STATED GOAL: Return each line of the listing below, unchanged, and omit the images.

(A block of data)
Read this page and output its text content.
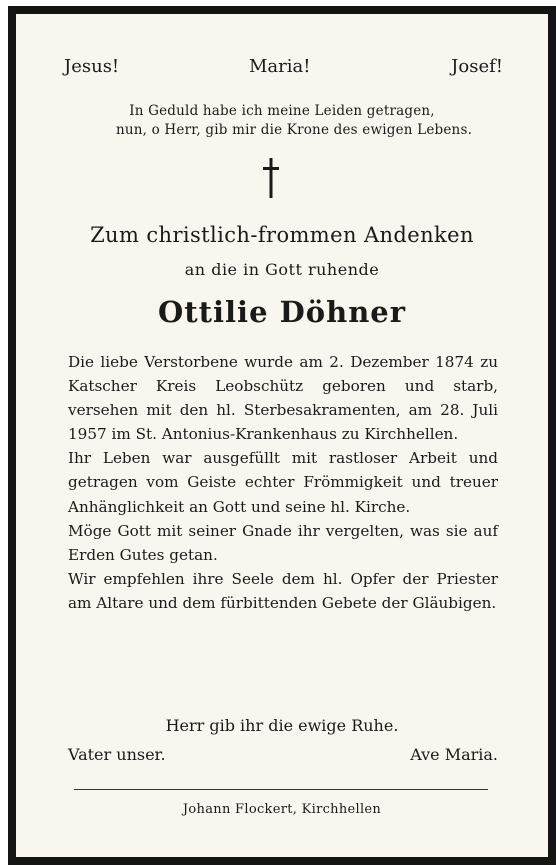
Jesus!	Maria!	Josef!
In Geduld habe ich meine Leiden getragen,
nun, o Herr, gib mir die Krone des ewigen Lebens.
Zum christlich-frommen Andenken
an die in Gott ruhende
Ottilie Döhner

Die liebe Verstorbene wurde am 2. Dezember 1874 zu Katscher Kreis Leobschütz geboren und starb, versehen mit den hl. Sterbesakramenten, am 28. Juli 1957 im St. Antonius-Krankenhaus zu Kirchhellen.

Ihr Leben war ausgefüllt mit rastloser Arbeit und getragen vom Geiste echter Frömmigkeit und treuer Anhänglichkeit an Gott und seine hl. Kirche.

Möge Gott mit seiner Gnade ihr vergelten, was sie auf Erden Gutes getan.

Wir empfehlen ihre Seele dem hl. Opfer der Priester am Altare und dem fürbittenden Gebete der Gläubigen.

Herr gib ihr die ewige Ruhe.
Vater unser.	Ave Maria.
Johann Flockert, Kirchhellen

COMPLETE OUTPUT:
Read this page and output its text content.
Jesus!	Maria!	Josef!
In Geduld habe ich meine Leiden getragen,
nun, o Herr, gib mir die Krone des ewigen Lebens.
Zum christlich-frommen Andenken
an die in Gott ruhende
Ottilie Döhner

Die liebe Verstorbene wurde am 2. Dezember 1874 zu Katscher Kreis Leobschütz geboren und starb, versehen mit den hl. Sterbesakramenten, am 28. Juli 1957 im St. Antonius-Krankenhaus zu Kirchhellen.

Ihr Leben war ausgefüllt mit rastloser Arbeit und getragen vom Geiste echter Frömmigkeit und treuer Anhänglichkeit an Gott und seine hl. Kirche.

Möge Gott mit seiner Gnade ihr vergelten, was sie auf Erden Gutes getan.

Wir empfehlen ihre Seele dem hl. Opfer der Priester am Altare und dem fürbittenden Gebete der Gläubigen.

Herr gib ihr die ewige Ruhe.
Vater unser.	Ave Maria.
Johann Flockert, Kirchhellen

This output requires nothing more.